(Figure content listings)
──────

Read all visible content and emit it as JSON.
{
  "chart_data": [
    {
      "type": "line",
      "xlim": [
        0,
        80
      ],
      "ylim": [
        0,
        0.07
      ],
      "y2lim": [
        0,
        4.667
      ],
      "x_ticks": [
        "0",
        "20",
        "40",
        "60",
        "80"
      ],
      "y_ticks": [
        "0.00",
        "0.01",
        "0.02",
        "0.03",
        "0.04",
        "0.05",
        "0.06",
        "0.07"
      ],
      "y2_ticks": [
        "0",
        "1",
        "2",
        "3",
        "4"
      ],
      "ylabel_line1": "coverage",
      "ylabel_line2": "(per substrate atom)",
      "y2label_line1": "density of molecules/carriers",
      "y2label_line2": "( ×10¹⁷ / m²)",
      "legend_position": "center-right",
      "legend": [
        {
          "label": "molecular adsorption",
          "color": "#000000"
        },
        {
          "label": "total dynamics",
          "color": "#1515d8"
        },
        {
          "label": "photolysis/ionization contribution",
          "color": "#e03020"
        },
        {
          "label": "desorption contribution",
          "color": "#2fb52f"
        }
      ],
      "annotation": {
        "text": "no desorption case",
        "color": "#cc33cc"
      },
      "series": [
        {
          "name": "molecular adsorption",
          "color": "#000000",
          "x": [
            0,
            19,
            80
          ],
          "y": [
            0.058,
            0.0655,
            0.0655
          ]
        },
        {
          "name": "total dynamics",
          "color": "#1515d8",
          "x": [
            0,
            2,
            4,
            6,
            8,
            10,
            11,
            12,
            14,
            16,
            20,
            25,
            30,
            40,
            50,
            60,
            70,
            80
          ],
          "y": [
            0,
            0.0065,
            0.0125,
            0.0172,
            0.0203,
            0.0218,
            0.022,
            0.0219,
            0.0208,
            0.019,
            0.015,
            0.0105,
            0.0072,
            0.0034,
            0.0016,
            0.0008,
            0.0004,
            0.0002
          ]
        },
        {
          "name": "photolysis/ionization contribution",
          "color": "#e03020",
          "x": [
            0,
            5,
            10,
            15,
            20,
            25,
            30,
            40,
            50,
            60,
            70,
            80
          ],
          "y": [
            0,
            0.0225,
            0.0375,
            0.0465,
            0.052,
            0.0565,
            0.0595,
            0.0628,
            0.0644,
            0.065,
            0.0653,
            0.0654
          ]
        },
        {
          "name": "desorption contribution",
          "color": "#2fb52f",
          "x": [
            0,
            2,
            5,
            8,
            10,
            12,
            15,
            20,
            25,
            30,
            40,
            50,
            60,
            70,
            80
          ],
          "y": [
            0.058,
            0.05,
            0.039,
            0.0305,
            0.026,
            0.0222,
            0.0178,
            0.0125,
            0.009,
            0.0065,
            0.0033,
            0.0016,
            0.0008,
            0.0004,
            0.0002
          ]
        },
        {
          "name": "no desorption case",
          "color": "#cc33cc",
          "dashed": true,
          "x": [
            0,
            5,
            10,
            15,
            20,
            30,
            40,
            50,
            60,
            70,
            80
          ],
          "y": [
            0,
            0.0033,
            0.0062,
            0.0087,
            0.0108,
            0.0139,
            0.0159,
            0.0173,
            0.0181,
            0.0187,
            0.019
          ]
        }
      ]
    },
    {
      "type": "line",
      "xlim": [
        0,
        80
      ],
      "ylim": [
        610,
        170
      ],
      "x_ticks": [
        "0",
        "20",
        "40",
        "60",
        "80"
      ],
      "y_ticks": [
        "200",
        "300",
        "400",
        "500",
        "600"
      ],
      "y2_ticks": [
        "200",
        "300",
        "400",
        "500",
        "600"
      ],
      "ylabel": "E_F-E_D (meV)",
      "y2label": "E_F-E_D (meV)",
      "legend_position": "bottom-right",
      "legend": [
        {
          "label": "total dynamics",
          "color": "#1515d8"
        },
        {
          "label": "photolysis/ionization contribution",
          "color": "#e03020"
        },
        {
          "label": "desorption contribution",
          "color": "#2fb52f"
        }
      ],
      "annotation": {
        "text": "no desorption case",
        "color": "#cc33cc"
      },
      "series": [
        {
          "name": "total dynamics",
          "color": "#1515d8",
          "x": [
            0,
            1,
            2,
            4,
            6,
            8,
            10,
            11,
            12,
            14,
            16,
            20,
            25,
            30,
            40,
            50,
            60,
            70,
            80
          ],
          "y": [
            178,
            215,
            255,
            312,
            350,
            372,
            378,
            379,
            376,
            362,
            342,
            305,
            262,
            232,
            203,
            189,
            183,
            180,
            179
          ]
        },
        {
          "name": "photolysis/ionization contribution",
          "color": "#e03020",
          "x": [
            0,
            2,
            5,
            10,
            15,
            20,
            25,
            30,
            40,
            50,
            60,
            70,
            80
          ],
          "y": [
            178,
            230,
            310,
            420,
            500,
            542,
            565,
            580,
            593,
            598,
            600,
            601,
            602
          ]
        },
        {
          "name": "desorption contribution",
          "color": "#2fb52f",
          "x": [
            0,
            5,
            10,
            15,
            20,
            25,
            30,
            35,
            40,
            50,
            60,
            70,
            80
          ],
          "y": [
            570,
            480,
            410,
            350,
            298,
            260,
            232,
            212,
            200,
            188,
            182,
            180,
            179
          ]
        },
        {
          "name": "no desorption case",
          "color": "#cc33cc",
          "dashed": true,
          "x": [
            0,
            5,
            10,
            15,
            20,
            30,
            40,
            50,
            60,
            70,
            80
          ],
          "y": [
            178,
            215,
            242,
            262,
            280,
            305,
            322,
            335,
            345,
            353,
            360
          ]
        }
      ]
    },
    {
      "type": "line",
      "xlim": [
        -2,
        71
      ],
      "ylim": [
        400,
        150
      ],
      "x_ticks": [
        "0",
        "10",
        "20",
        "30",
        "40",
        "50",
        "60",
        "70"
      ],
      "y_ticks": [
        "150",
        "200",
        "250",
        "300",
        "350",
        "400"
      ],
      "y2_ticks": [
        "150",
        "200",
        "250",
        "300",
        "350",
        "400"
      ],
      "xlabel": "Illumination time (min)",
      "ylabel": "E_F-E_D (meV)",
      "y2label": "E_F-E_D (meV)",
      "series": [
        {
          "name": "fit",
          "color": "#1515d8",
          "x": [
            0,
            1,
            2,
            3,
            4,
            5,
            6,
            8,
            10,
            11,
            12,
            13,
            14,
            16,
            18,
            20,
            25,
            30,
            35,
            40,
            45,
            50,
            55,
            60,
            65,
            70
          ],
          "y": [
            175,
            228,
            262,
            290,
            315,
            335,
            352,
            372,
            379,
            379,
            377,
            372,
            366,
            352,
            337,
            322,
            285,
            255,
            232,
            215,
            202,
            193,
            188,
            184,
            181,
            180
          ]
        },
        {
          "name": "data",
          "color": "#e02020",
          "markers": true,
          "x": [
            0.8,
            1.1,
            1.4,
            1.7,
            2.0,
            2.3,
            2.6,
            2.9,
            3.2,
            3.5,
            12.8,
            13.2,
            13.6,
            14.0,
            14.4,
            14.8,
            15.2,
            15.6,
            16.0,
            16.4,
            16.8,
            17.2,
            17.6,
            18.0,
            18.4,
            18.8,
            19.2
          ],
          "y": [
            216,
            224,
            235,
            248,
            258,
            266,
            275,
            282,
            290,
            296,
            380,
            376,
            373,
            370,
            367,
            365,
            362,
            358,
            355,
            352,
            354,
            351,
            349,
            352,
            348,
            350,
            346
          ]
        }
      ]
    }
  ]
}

──────

• **Exercise directions**: Say the number of lines in the listing that hold "right", with no added words.

• **Final result**: 2